==== RECORDS TO USE ====

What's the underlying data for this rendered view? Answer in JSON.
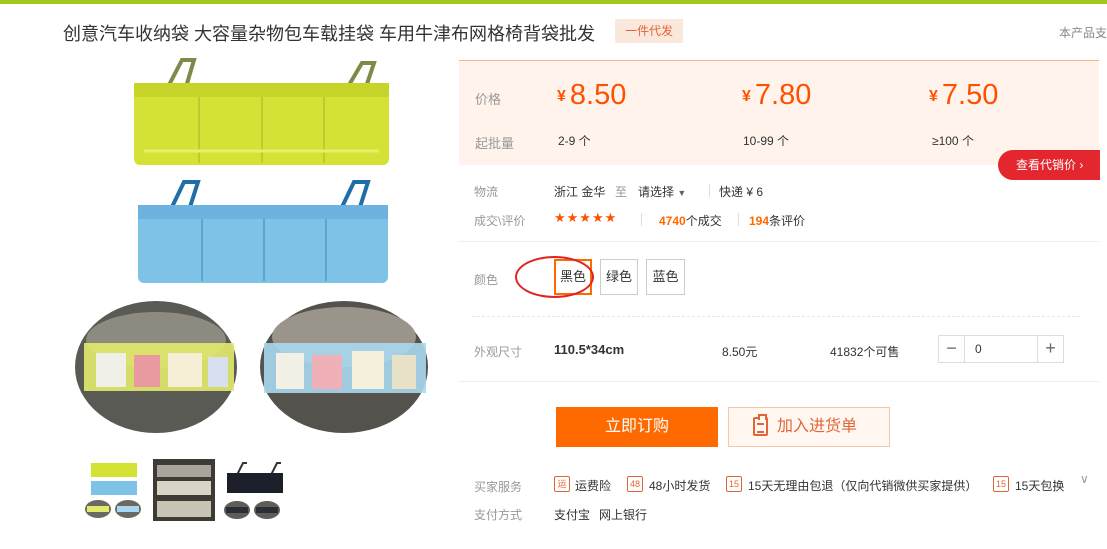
{
  "header": {
    "title": "创意汽车收纳袋 大容量杂物包车载挂袋 车用牛津布网格椅背袋批发",
    "tag": "一件代发",
    "right_link": "本产品支"
  },
  "price": {
    "price_label": "价格",
    "moq_label": "起批量",
    "currency": "¥",
    "tiers": [
      {
        "price": "8.50",
        "qty": "2-9 个"
      },
      {
        "price": "7.80",
        "qty": "10-99 个"
      },
      {
        "price": "7.50",
        "qty": "≥100 个"
      }
    ],
    "agent_button": "查看代销价"
  },
  "logistics": {
    "label": "物流",
    "origin": "浙江 金华",
    "to": "至",
    "select": "请选择",
    "express": "快递 ¥ 6"
  },
  "deals": {
    "label": "成交\\评价",
    "stars": "★★★★★",
    "deal_count": "4740",
    "deal_suffix": "个成交",
    "review_count": "194",
    "review_suffix": "条评价"
  },
  "color": {
    "label": "颜色",
    "options": [
      "黑色",
      "绿色",
      "蓝色"
    ],
    "selected": "黑色"
  },
  "size": {
    "label": "外观尺寸",
    "name": "110.5*34cm",
    "price": "8.50元",
    "stock": "41832个可售",
    "quantity": "0",
    "minus": "−",
    "plus": "+"
  },
  "actions": {
    "buy": "立即订购",
    "cart": "加入进货单"
  },
  "services": {
    "label": "买家服务",
    "items": [
      {
        "icon": "运",
        "text": "运费险"
      },
      {
        "icon": "48",
        "text": "48小时发货"
      },
      {
        "icon": "15",
        "text": "15天无理由包退（仅向代销微供买家提供）"
      },
      {
        "icon": "15",
        "text": "15天包换"
      }
    ]
  },
  "payment": {
    "label": "支付方式",
    "methods": [
      "支付宝",
      "网上银行"
    ]
  },
  "colors": {
    "accent": "#ff6a00",
    "price": "#ff5000",
    "agent_red": "#e4262f",
    "topbar": "#a0c81e",
    "bag_green": "#d4e236",
    "bag_blue": "#7ec2e8"
  }
}
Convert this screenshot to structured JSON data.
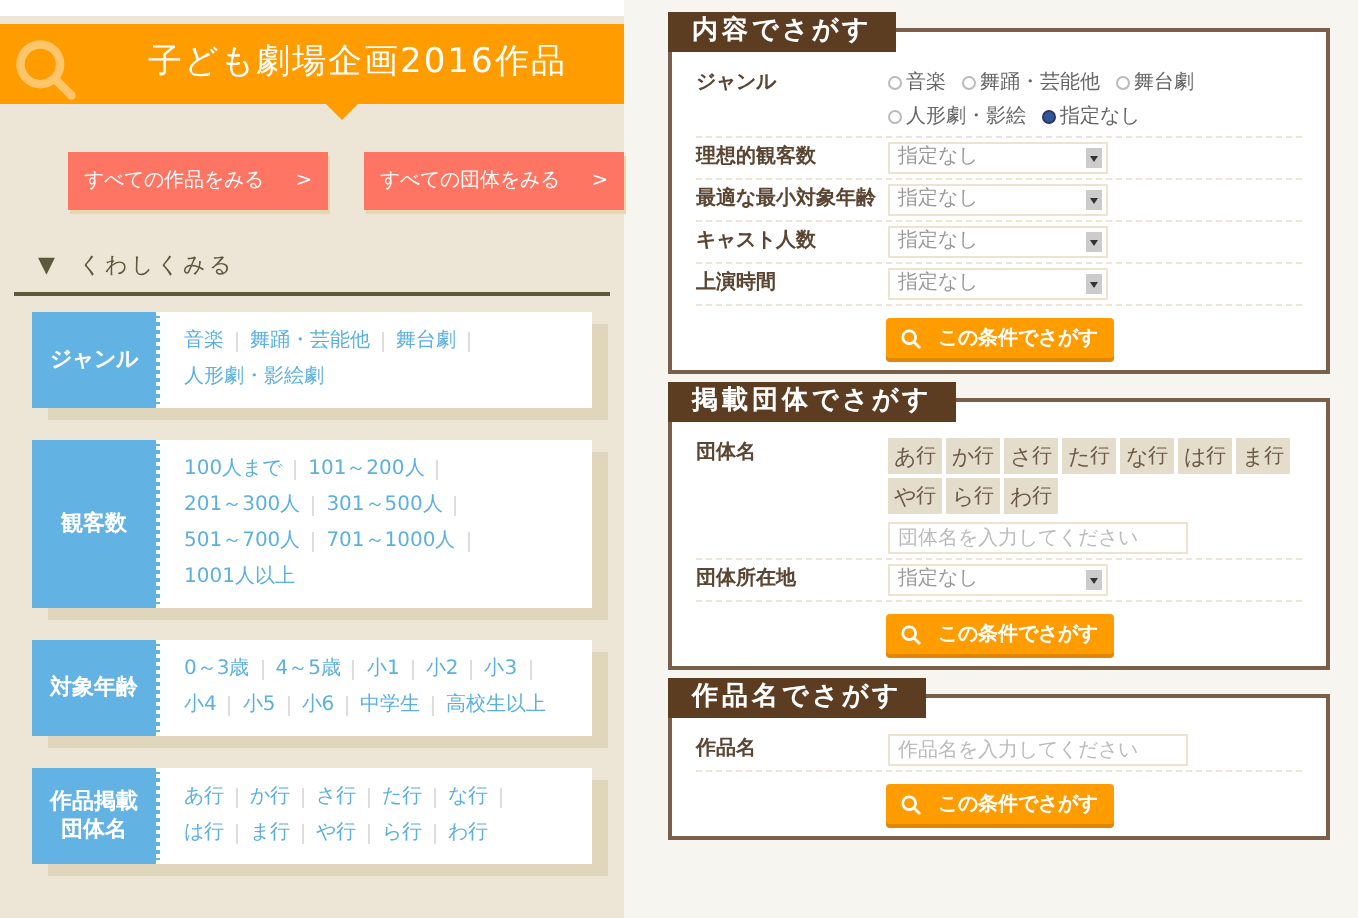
{
  "header": {
    "title": "子ども劇場企画2016作品"
  },
  "buttons": [
    {
      "label": "すべての作品をみる",
      "arrow": ">"
    },
    {
      "label": "すべての団体をみる",
      "arrow": ">"
    }
  ],
  "details_toggle": {
    "icon": "▼",
    "label": "くわしくみる"
  },
  "filters": [
    {
      "label": "ジャンル",
      "links": [
        "音楽",
        "舞踊・芸能他",
        "舞台劇",
        "人形劇・影絵劇"
      ]
    },
    {
      "label": "観客数",
      "links": [
        "100人まで",
        "101～200人",
        "201～300人",
        "301～500人",
        "501～700人",
        "701～1000人",
        "1001人以上"
      ]
    },
    {
      "label": "対象年齢",
      "links": [
        "0～3歳",
        "4～5歳",
        "小1",
        "小2",
        "小3",
        "小4",
        "小5",
        "小6",
        "中学生",
        "高校生以上"
      ]
    },
    {
      "label": "作品掲載団体名",
      "links": [
        "あ行",
        "か行",
        "さ行",
        "た行",
        "な行",
        "は行",
        "ま行",
        "や行",
        "ら行",
        "わ行"
      ]
    }
  ],
  "search_panels": [
    {
      "title": "内容でさがす",
      "button": "この条件でさがす",
      "fields": [
        {
          "kind": "radio",
          "label": "ジャンル",
          "options": [
            {
              "label": "音楽",
              "selected": false
            },
            {
              "label": "舞踊・芸能他",
              "selected": false
            },
            {
              "label": "舞台劇",
              "selected": false
            },
            {
              "label": "人形劇・影絵",
              "selected": false
            },
            {
              "label": "指定なし",
              "selected": true
            }
          ]
        },
        {
          "kind": "select",
          "label": "理想的観客数",
          "value": "指定なし"
        },
        {
          "kind": "select",
          "label": "最適な最小対象年齢",
          "value": "指定なし"
        },
        {
          "kind": "select",
          "label": "キャスト人数",
          "value": "指定なし"
        },
        {
          "kind": "select",
          "label": "上演時間",
          "value": "指定なし"
        }
      ]
    },
    {
      "title": "掲載団体でさがす",
      "button": "この条件でさがす",
      "fields": [
        {
          "kind": "kana",
          "label": "団体名",
          "keys": [
            {
              "main": "あ",
              "sub": "行"
            },
            {
              "main": "か",
              "sub": "行"
            },
            {
              "main": "さ",
              "sub": "行"
            },
            {
              "main": "た",
              "sub": "行"
            },
            {
              "main": "な",
              "sub": "行"
            },
            {
              "main": "は",
              "sub": "行"
            },
            {
              "main": "ま",
              "sub": "行"
            },
            {
              "main": "や",
              "sub": "行"
            },
            {
              "main": "ら",
              "sub": "行"
            },
            {
              "main": "わ",
              "sub": "行"
            }
          ],
          "placeholder": "団体名を入力してください"
        },
        {
          "kind": "select",
          "label": "団体所在地",
          "value": "指定なし"
        }
      ]
    },
    {
      "title": "作品名でさがす",
      "button": "この条件でさがす",
      "fields": [
        {
          "kind": "text",
          "label": "作品名",
          "placeholder": "作品名を入力してください"
        }
      ]
    }
  ]
}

====

Show the lines where the word "text" appears in the entries.

        "text": "运费险"
        "text": "48小时发货"
        "text": "15天无理由包退（仅向代销微供买家提供）"
        "text": "15天包换"
          "kind": "text",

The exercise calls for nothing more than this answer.